Leave out the pictures and reproduce all of the data exactly.
* Start STORED RECORDS *
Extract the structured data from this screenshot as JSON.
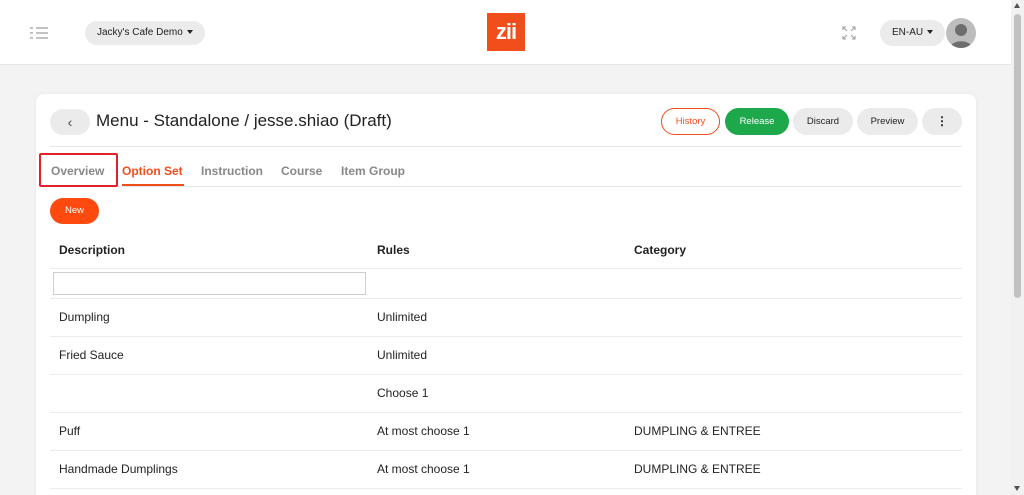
{
  "topbar": {
    "store": "Jacky's Cafe Demo",
    "logo": "zii",
    "language": "EN-AU"
  },
  "header": {
    "back": "‹",
    "title": "Menu - Standalone / jesse.shiao (Draft)",
    "buttons": {
      "history": "History",
      "release": "Release",
      "discard": "Discard",
      "preview": "Preview",
      "more": "⋮"
    }
  },
  "tabs": [
    {
      "label": "Overview"
    },
    {
      "label": "Option Set"
    },
    {
      "label": "Instruction"
    },
    {
      "label": "Course"
    },
    {
      "label": "Item Group"
    }
  ],
  "active_tab": "Option Set",
  "new_button": "New",
  "table": {
    "columns": [
      "Description",
      "Rules",
      "Category"
    ],
    "filter_value": "",
    "rows": [
      {
        "description": "Dumpling",
        "rules": "Unlimited",
        "category": ""
      },
      {
        "description": "Fried Sauce",
        "rules": "Unlimited",
        "category": ""
      },
      {
        "description": "",
        "rules": "Choose 1",
        "category": ""
      },
      {
        "description": "Puff",
        "rules": "At most choose 1",
        "category": "DUMPLING & ENTREE"
      },
      {
        "description": "Handmade Dumplings",
        "rules": "At most choose 1",
        "category": "DUMPLING & ENTREE"
      }
    ]
  },
  "colors": {
    "brand": "#f04e1b",
    "release": "#1da84b",
    "highlight": "#e0202a"
  },
  "icons": {
    "menu": "list-menu-icon",
    "expand": "fullscreen-icon",
    "avatar": "user-avatar-icon"
  }
}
* End STORED RECORDS *
WRITTEN ANSWER.
Extract the structured data from this screenshot as JSON.
{
  "topbar": {
    "store": "Jacky's Cafe Demo",
    "logo": "zii",
    "language": "EN-AU"
  },
  "header": {
    "back": "‹",
    "title": "Menu - Standalone / jesse.shiao (Draft)",
    "buttons": {
      "history": "History",
      "release": "Release",
      "discard": "Discard",
      "preview": "Preview",
      "more": "⋮"
    }
  },
  "tabs": [
    {
      "label": "Overview"
    },
    {
      "label": "Option Set"
    },
    {
      "label": "Instruction"
    },
    {
      "label": "Course"
    },
    {
      "label": "Item Group"
    }
  ],
  "active_tab": "Option Set",
  "new_button": "New",
  "table": {
    "columns": [
      "Description",
      "Rules",
      "Category"
    ],
    "filter_value": "",
    "rows": [
      {
        "description": "Dumpling",
        "rules": "Unlimited",
        "category": ""
      },
      {
        "description": "Fried Sauce",
        "rules": "Unlimited",
        "category": ""
      },
      {
        "description": "",
        "rules": "Choose 1",
        "category": ""
      },
      {
        "description": "Puff",
        "rules": "At most choose 1",
        "category": "DUMPLING & ENTREE"
      },
      {
        "description": "Handmade Dumplings",
        "rules": "At most choose 1",
        "category": "DUMPLING & ENTREE"
      }
    ]
  },
  "colors": {
    "brand": "#f04e1b",
    "release": "#1da84b",
    "highlight": "#e0202a"
  },
  "icons": {
    "menu": "list-menu-icon",
    "expand": "fullscreen-icon",
    "avatar": "user-avatar-icon"
  }
}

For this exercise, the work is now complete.